Saved data entries:
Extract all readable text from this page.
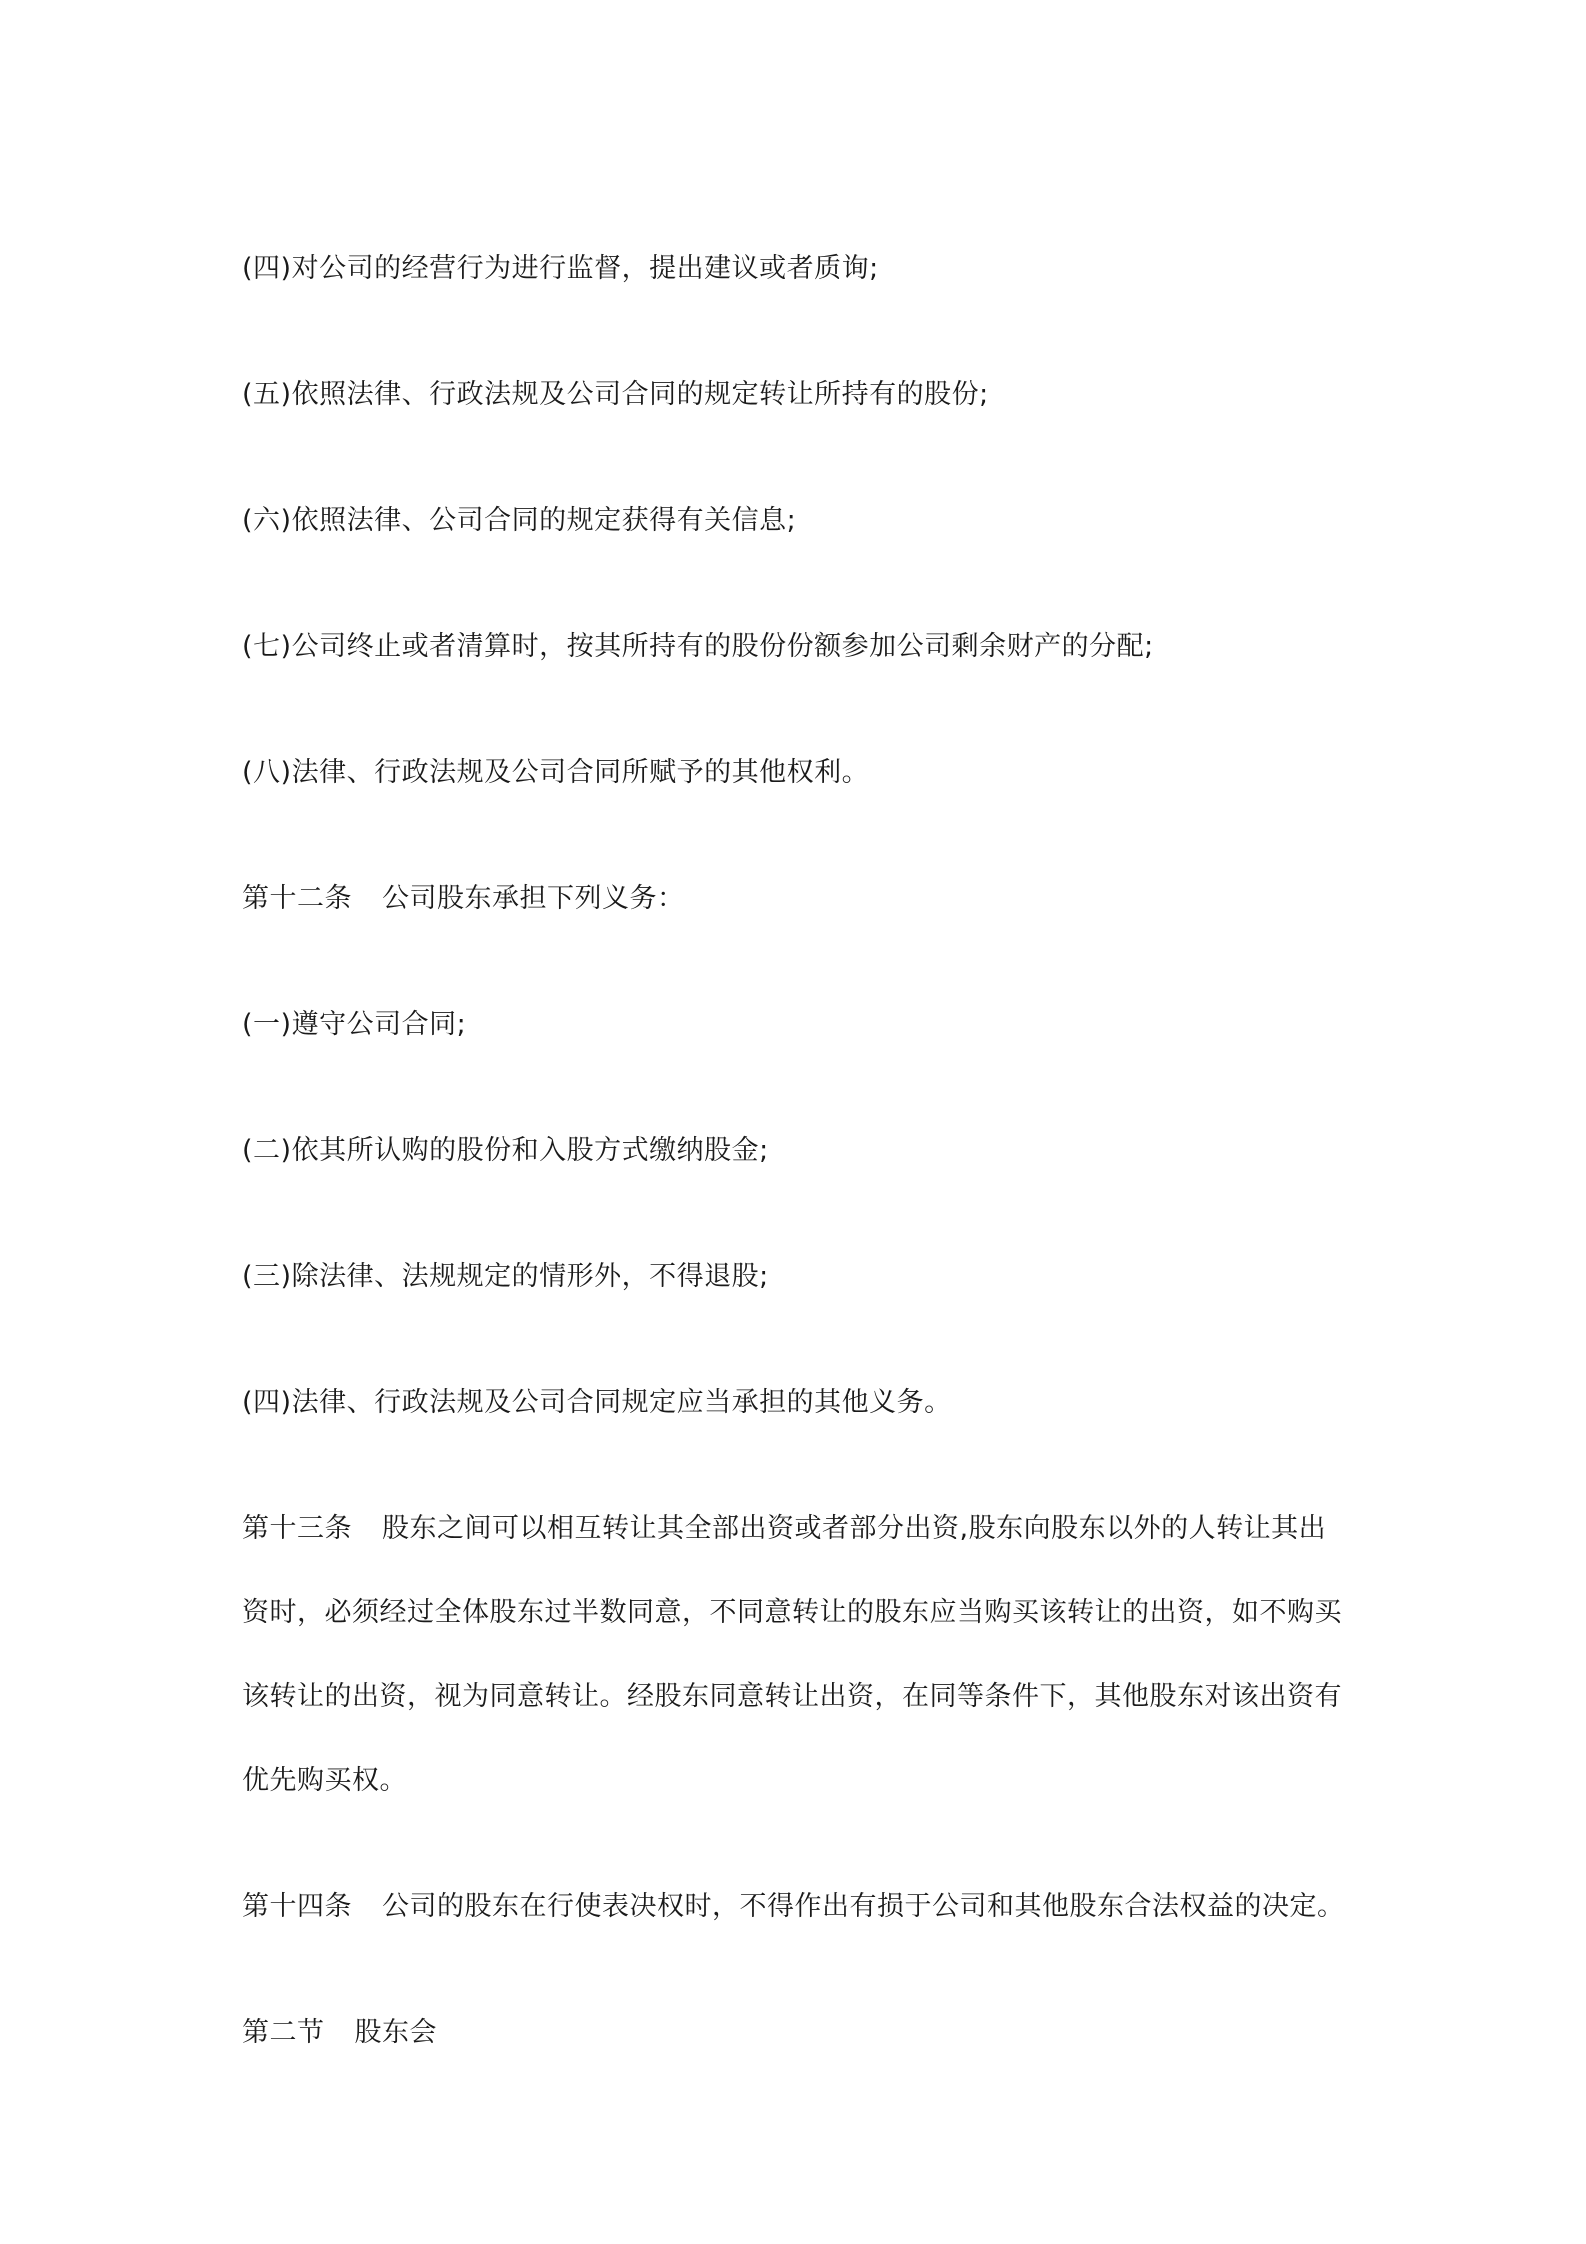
(四)对公司的经营行为进行监督，提出建议或者质询;

(五)依照法律、行政法规及公司合同的规定转让所持有的股份;

(六)依照法律、公司合同的规定获得有关信息;

(七)公司终止或者清算时，按其所持有的股份份额参加公司剩余财产的分配;

(八)法律、行政法规及公司合同所赋予的其他权利。

第十二条 公司股东承担下列义务：

(一)遵守公司合同;

(二)依其所认购的股份和入股方式缴纳股金;

(三)除法律、法规规定的情形外，不得退股;

(四)法律、行政法规及公司合同规定应当承担的其他义务。

第十三条 股东之间可以相互转让其全部出资或者部分出资,股东向股东以外的人转让其出资时，必须经过全体股东过半数同意，不同意转让的股东应当购买该转让的出资，如不购买该转让的出资，视为同意转让。经股东同意转让出资，在同等条件下，其他股东对该出资有优先购买权。

第十四条 公司的股东在行使表决权时，不得作出有损于公司和其他股东合法权益的决定。

第二节 股东会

__Work to be completed__.
From the entries, copy out each line containing the word "依照法律".

__Expected output__.
(五)依照法律、行政法规及公司合同的规定转让所持有的股份;
(六)依照法律、公司合同的规定获得有关信息;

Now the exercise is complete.